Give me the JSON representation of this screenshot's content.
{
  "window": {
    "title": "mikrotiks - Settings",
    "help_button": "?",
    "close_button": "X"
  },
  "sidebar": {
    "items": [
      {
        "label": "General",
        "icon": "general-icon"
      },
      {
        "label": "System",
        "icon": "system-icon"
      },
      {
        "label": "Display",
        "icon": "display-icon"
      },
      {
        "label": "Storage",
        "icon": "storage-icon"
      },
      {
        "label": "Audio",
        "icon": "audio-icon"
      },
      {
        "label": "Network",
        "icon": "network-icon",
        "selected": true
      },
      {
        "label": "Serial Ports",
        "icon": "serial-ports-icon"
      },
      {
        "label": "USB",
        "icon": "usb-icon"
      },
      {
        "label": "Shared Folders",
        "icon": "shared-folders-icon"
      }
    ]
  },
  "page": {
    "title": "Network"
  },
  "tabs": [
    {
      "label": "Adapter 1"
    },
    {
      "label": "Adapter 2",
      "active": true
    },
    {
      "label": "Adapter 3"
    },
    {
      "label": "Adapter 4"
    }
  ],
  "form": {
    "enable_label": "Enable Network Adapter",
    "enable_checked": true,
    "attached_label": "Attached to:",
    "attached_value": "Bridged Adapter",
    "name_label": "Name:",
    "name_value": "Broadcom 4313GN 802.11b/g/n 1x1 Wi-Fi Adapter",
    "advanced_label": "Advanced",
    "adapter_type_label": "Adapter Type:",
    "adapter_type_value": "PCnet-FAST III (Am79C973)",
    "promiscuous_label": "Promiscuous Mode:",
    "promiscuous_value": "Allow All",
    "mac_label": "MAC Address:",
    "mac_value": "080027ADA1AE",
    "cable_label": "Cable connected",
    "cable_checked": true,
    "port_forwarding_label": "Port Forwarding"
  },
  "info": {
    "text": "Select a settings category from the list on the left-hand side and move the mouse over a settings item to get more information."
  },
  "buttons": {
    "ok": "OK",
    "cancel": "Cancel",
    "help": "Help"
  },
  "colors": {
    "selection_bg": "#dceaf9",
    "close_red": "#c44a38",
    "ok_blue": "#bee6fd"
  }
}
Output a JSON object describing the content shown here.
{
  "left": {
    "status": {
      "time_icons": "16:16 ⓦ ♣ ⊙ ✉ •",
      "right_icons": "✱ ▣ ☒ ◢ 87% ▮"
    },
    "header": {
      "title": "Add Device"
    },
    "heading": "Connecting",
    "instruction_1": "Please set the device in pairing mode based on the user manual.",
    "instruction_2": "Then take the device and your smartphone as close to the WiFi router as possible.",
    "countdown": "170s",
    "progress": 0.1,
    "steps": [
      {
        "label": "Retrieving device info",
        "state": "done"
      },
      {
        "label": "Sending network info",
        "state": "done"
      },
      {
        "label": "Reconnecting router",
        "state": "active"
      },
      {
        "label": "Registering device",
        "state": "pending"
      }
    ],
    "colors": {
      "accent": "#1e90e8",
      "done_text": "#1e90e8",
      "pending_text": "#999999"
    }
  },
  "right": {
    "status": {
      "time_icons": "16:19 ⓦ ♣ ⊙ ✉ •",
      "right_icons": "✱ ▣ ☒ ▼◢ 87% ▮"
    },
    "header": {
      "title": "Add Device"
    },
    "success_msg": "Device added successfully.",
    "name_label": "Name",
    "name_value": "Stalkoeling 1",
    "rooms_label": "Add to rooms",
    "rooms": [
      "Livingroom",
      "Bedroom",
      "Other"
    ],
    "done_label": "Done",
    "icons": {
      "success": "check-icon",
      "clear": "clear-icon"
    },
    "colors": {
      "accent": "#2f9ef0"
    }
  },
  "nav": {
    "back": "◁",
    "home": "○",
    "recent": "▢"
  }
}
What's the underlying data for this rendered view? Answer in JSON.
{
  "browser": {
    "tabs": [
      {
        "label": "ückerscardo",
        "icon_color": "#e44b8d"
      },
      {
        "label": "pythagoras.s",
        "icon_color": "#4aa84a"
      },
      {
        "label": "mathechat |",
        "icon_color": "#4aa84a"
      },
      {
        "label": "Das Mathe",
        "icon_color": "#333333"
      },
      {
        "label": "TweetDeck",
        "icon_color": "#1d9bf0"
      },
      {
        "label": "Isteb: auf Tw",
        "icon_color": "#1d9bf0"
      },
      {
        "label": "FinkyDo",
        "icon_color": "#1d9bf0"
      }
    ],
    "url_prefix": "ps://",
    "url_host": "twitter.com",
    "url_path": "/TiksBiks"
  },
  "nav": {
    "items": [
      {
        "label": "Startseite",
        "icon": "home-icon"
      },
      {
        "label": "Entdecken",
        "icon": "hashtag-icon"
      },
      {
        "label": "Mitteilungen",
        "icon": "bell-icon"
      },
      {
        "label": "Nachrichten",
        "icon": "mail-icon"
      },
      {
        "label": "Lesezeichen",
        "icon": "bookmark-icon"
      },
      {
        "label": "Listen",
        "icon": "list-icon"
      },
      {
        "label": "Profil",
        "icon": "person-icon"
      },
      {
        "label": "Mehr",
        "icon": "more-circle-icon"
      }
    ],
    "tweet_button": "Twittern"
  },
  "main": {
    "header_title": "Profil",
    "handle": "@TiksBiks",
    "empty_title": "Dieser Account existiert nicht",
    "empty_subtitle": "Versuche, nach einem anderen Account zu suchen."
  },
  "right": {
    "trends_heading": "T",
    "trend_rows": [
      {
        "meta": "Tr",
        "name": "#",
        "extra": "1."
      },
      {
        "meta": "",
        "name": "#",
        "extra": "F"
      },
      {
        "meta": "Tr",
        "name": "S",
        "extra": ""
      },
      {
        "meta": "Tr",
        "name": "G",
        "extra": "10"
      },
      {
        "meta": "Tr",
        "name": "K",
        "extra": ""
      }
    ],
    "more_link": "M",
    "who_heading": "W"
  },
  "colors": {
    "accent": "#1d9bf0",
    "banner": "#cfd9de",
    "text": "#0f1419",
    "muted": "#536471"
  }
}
┄┄┄┄┄┄
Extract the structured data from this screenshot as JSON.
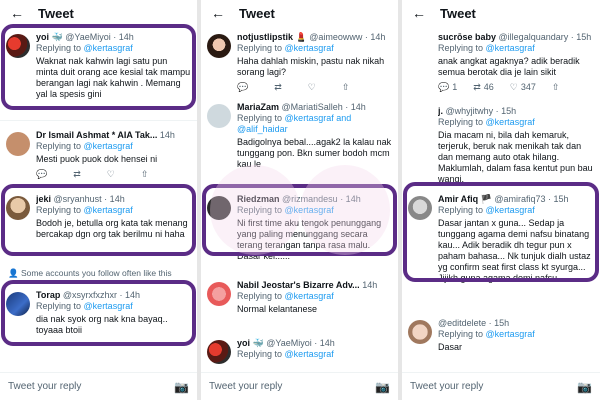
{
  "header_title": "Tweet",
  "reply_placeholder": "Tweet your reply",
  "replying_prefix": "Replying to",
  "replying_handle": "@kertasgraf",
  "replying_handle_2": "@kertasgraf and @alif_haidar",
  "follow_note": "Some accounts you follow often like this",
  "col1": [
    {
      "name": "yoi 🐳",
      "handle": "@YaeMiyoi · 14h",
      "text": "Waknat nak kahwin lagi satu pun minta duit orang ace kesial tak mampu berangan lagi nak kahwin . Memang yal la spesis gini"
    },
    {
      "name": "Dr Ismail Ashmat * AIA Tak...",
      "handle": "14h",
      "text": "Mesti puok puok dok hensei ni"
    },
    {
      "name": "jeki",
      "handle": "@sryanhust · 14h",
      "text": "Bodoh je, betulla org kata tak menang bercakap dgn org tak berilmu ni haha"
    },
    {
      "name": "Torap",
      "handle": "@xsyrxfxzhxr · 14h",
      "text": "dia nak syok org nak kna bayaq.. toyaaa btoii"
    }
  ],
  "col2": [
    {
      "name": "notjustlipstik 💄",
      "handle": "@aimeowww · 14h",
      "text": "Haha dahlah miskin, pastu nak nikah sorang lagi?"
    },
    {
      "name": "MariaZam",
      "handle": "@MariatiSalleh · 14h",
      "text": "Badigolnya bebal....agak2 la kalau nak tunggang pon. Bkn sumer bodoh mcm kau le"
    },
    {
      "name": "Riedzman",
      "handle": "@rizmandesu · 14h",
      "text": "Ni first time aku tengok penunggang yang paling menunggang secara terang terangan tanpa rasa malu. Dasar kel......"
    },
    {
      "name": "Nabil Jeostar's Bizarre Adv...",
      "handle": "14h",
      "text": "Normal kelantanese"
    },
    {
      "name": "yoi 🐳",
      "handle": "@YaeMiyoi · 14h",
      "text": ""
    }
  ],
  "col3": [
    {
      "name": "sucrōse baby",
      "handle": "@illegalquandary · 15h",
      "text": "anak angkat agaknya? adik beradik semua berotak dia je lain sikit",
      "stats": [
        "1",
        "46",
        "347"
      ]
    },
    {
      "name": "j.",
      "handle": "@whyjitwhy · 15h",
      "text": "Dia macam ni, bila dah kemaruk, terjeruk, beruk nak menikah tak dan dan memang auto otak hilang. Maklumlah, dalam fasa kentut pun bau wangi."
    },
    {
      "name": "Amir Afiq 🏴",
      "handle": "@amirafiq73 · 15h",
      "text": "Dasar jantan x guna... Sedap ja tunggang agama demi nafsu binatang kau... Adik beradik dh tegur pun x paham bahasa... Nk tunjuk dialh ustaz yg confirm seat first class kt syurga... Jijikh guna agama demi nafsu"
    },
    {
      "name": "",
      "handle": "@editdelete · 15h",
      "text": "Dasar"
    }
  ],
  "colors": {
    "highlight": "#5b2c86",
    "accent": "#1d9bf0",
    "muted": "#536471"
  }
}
┄┄┄┄┄┄
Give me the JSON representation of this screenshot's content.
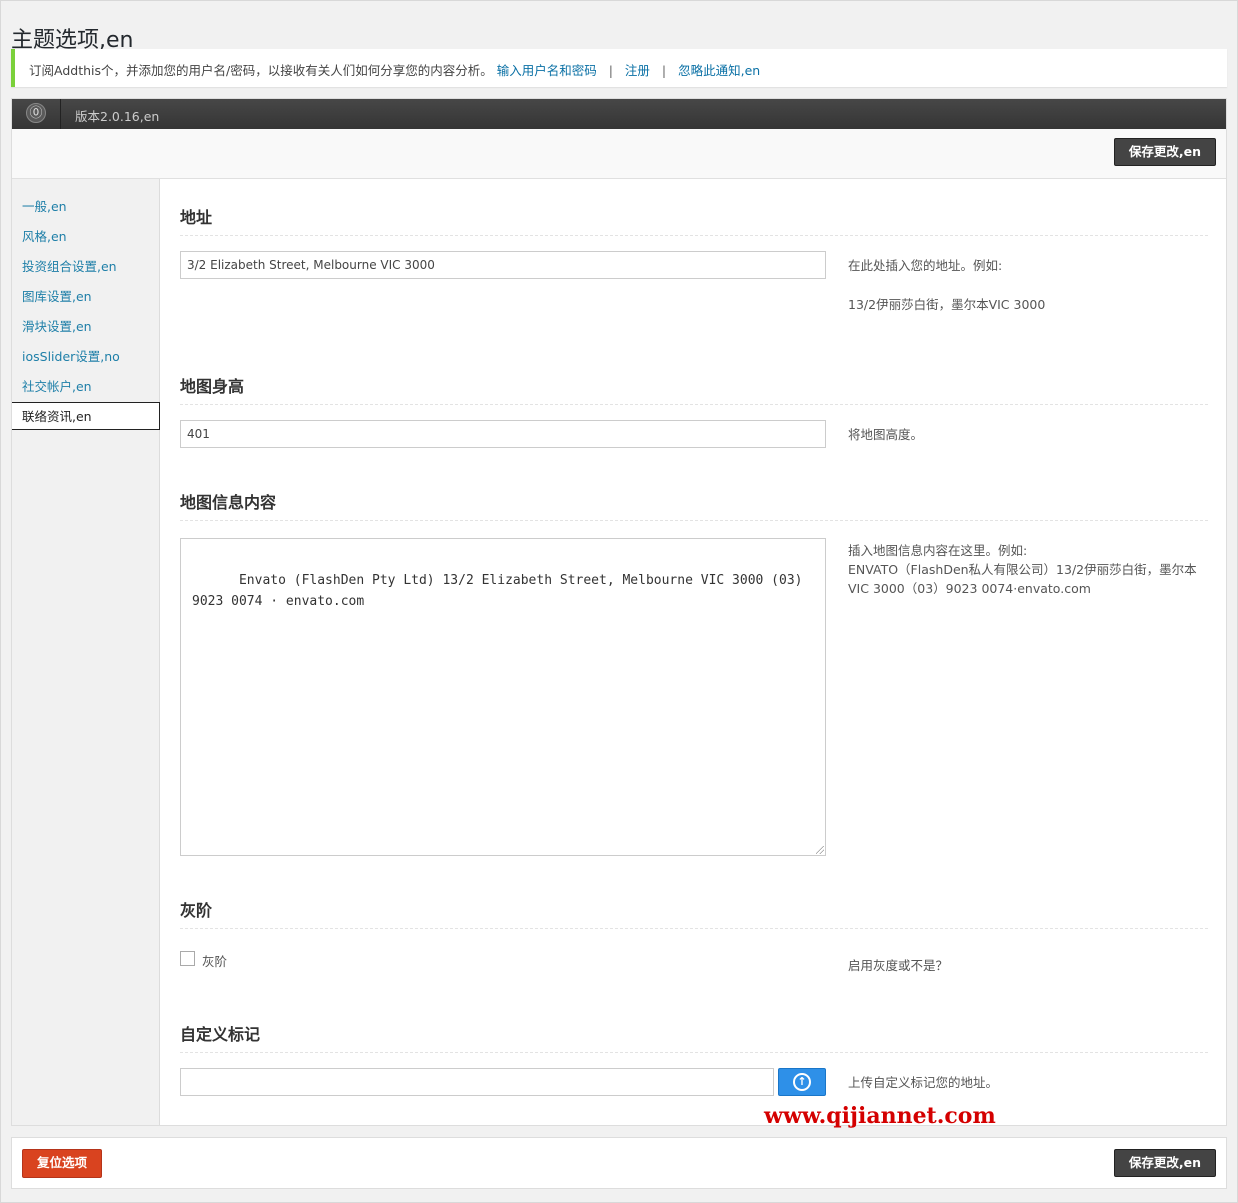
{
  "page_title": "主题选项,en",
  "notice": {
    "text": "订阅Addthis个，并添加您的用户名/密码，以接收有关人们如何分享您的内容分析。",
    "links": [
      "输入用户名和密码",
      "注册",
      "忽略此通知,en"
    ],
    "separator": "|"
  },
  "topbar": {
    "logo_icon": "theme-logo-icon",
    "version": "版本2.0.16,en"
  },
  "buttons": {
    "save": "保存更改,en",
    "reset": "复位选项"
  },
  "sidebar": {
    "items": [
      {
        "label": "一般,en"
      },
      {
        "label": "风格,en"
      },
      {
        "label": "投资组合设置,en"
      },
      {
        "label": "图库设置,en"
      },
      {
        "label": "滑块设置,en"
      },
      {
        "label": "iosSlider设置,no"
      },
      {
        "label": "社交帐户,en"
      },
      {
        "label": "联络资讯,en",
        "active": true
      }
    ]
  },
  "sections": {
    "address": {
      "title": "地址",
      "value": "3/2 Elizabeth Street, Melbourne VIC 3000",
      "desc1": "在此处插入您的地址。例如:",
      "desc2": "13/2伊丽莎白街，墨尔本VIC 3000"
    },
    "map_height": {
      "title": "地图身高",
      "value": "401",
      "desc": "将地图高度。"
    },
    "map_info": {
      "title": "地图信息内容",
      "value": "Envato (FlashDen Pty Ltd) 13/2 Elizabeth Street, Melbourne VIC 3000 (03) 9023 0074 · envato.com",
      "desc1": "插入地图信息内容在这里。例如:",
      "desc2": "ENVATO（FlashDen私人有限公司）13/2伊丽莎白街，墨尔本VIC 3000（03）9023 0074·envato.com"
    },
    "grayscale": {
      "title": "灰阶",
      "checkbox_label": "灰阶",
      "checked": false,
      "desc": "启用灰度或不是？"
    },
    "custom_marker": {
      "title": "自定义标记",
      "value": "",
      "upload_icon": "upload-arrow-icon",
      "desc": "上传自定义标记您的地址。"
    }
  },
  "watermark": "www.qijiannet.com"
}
┄┄┄┄┄┄
**Given request**
Extract from the data every line where "Elizabeth" shows up.

**Answer to this task**
      "value": "3/2 Elizabeth Street, Melbourne VIC 3000",
      "value": "Envato (FlashDen Pty Ltd) 13/2 Elizabeth Street, Melbourne VIC 3000 (03) 9023 0074 · envato.com",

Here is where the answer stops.